[RECORDED INFORMATION]:
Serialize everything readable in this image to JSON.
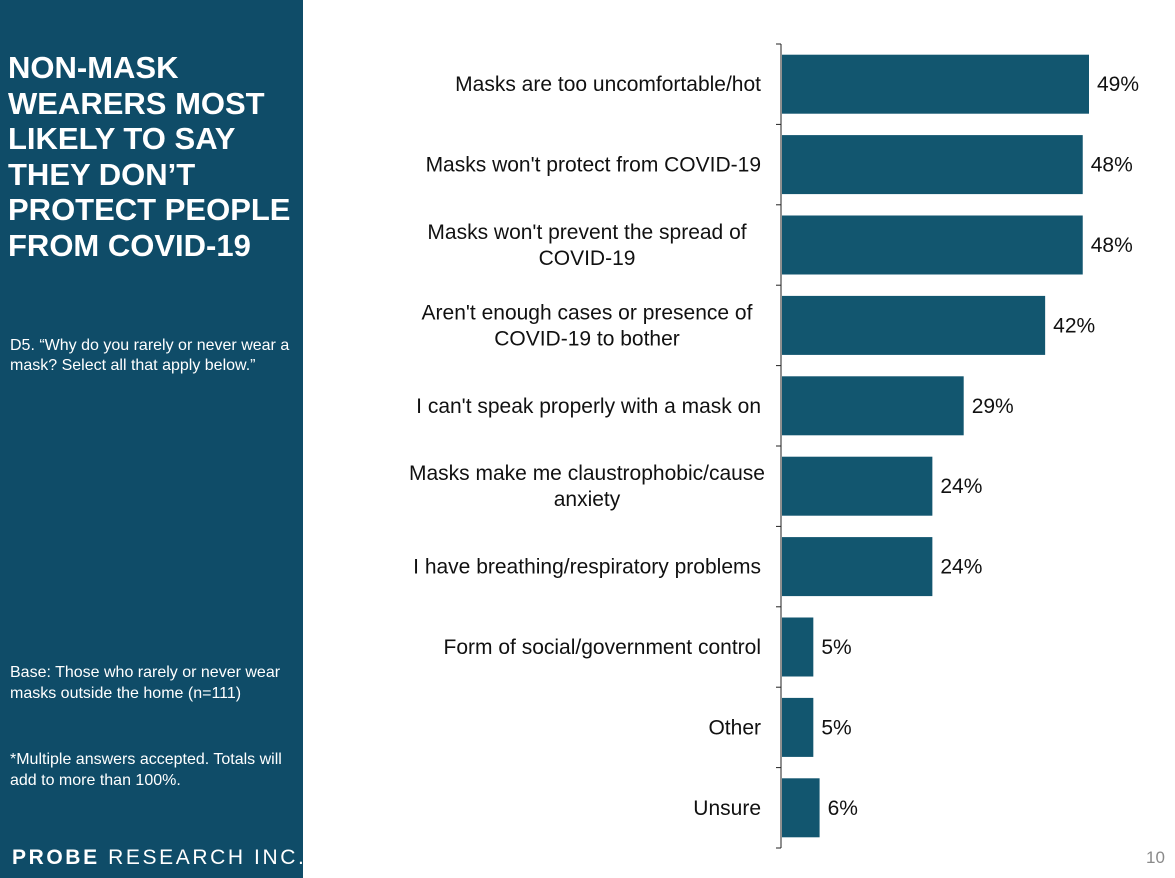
{
  "sidebar": {
    "title": "NON-MASK WEARERS MOST LIKELY TO SAY THEY DON’T PROTECT PEOPLE FROM COVID-19",
    "question": "D5. “Why do you rarely or never wear a mask? Select all that apply below.”",
    "base": "Base: Those who rarely or never wear masks outside the home (n=111)",
    "note": "*Multiple answers accepted. Totals will add to more than 100%.",
    "logo_bold": "PROBE",
    "logo_rest": " RESEARCH INC.",
    "background_color": "#0f4c68"
  },
  "page_number": "10",
  "chart_data": {
    "type": "bar",
    "orientation": "horizontal",
    "categories": [
      [
        "Masks are too uncomfortable/hot"
      ],
      [
        "Masks won't protect from COVID-19"
      ],
      [
        "Masks won't prevent the spread of",
        "COVID-19"
      ],
      [
        "Aren't enough cases or presence of",
        "COVID-19 to bother"
      ],
      [
        "I can't speak properly with a mask on"
      ],
      [
        "Masks make me claustrophobic/cause",
        "anxiety"
      ],
      [
        "I have breathing/respiratory problems"
      ],
      [
        "Form of social/government control"
      ],
      [
        "Other"
      ],
      [
        "Unsure"
      ]
    ],
    "values": [
      49,
      48,
      48,
      42,
      29,
      24,
      24,
      5,
      5,
      6
    ],
    "value_labels": [
      "49%",
      "48%",
      "48%",
      "42%",
      "29%",
      "24%",
      "24%",
      "5%",
      "5%",
      "6%"
    ],
    "xlim": [
      0,
      55
    ],
    "bar_color": "#12566f",
    "grid": false,
    "legend": "none"
  }
}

[REQUIRED TASK]: Leave out every picture and copy the rest of the records exactly.

[EXPECTED ANSWER]:
Serialize everything readable in this image to JSON.
{
  "sidebar": {
    "title": "NON-MASK WEARERS MOST LIKELY TO SAY THEY DON’T PROTECT PEOPLE FROM COVID-19",
    "question": "D5. “Why do you rarely or never wear a mask? Select all that apply below.”",
    "base": "Base: Those who rarely or never wear masks outside the home (n=111)",
    "note": "*Multiple answers accepted. Totals will add to more than 100%.",
    "logo_bold": "PROBE",
    "logo_rest": " RESEARCH INC.",
    "background_color": "#0f4c68"
  },
  "page_number": "10",
  "chart_data": {
    "type": "bar",
    "orientation": "horizontal",
    "categories": [
      [
        "Masks are too uncomfortable/hot"
      ],
      [
        "Masks won't protect from COVID-19"
      ],
      [
        "Masks won't prevent the spread of",
        "COVID-19"
      ],
      [
        "Aren't enough cases or presence of",
        "COVID-19 to bother"
      ],
      [
        "I can't speak properly with a mask on"
      ],
      [
        "Masks make me claustrophobic/cause",
        "anxiety"
      ],
      [
        "I have breathing/respiratory problems"
      ],
      [
        "Form of social/government control"
      ],
      [
        "Other"
      ],
      [
        "Unsure"
      ]
    ],
    "values": [
      49,
      48,
      48,
      42,
      29,
      24,
      24,
      5,
      5,
      6
    ],
    "value_labels": [
      "49%",
      "48%",
      "48%",
      "42%",
      "29%",
      "24%",
      "24%",
      "5%",
      "5%",
      "6%"
    ],
    "xlim": [
      0,
      55
    ],
    "bar_color": "#12566f",
    "grid": false,
    "legend": "none"
  }
}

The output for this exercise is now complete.